**Work instructions**: Repeat each record exactly. Any picture gets left out.
[Start Records to process]
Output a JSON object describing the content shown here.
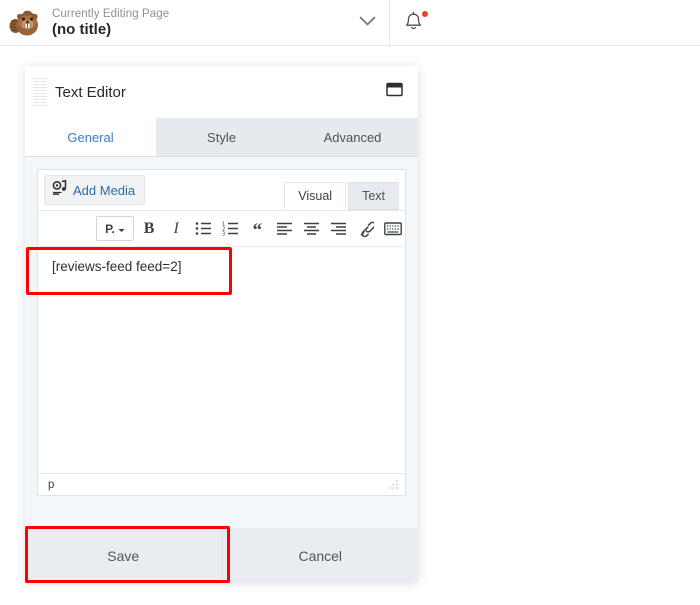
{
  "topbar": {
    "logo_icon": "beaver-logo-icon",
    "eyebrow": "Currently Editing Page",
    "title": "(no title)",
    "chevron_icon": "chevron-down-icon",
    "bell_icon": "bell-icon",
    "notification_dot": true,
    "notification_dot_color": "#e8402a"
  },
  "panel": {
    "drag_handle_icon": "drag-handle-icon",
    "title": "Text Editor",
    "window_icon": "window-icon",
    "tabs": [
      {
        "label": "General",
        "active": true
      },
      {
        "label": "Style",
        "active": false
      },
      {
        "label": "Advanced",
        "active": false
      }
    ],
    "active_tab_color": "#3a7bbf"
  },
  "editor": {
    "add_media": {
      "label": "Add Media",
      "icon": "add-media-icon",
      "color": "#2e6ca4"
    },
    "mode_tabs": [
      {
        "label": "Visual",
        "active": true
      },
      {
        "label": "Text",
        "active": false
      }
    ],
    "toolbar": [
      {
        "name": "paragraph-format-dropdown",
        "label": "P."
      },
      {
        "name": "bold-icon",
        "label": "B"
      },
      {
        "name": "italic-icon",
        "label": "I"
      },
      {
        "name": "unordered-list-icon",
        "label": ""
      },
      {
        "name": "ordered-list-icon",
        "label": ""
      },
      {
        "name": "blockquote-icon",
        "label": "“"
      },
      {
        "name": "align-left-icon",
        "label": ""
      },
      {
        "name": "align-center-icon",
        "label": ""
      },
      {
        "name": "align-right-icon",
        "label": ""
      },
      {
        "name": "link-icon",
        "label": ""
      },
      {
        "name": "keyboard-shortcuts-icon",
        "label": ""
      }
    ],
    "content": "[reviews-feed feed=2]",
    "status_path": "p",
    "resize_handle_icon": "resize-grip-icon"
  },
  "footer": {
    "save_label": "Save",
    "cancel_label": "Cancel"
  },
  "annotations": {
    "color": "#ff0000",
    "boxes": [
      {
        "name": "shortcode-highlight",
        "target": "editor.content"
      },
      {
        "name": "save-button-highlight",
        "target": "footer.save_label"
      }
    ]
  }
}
[End Records to process]
**Output for this task**:
Output a JSON object describing the content shown here.
{
  "topbar": {
    "logo_icon": "beaver-logo-icon",
    "eyebrow": "Currently Editing Page",
    "title": "(no title)",
    "chevron_icon": "chevron-down-icon",
    "bell_icon": "bell-icon",
    "notification_dot": true,
    "notification_dot_color": "#e8402a"
  },
  "panel": {
    "drag_handle_icon": "drag-handle-icon",
    "title": "Text Editor",
    "window_icon": "window-icon",
    "tabs": [
      {
        "label": "General",
        "active": true
      },
      {
        "label": "Style",
        "active": false
      },
      {
        "label": "Advanced",
        "active": false
      }
    ],
    "active_tab_color": "#3a7bbf"
  },
  "editor": {
    "add_media": {
      "label": "Add Media",
      "icon": "add-media-icon",
      "color": "#2e6ca4"
    },
    "mode_tabs": [
      {
        "label": "Visual",
        "active": true
      },
      {
        "label": "Text",
        "active": false
      }
    ],
    "toolbar": [
      {
        "name": "paragraph-format-dropdown",
        "label": "P."
      },
      {
        "name": "bold-icon",
        "label": "B"
      },
      {
        "name": "italic-icon",
        "label": "I"
      },
      {
        "name": "unordered-list-icon",
        "label": ""
      },
      {
        "name": "ordered-list-icon",
        "label": ""
      },
      {
        "name": "blockquote-icon",
        "label": "“"
      },
      {
        "name": "align-left-icon",
        "label": ""
      },
      {
        "name": "align-center-icon",
        "label": ""
      },
      {
        "name": "align-right-icon",
        "label": ""
      },
      {
        "name": "link-icon",
        "label": ""
      },
      {
        "name": "keyboard-shortcuts-icon",
        "label": ""
      }
    ],
    "content": "[reviews-feed feed=2]",
    "status_path": "p",
    "resize_handle_icon": "resize-grip-icon"
  },
  "footer": {
    "save_label": "Save",
    "cancel_label": "Cancel"
  },
  "annotations": {
    "color": "#ff0000",
    "boxes": [
      {
        "name": "shortcode-highlight",
        "target": "editor.content"
      },
      {
        "name": "save-button-highlight",
        "target": "footer.save_label"
      }
    ]
  }
}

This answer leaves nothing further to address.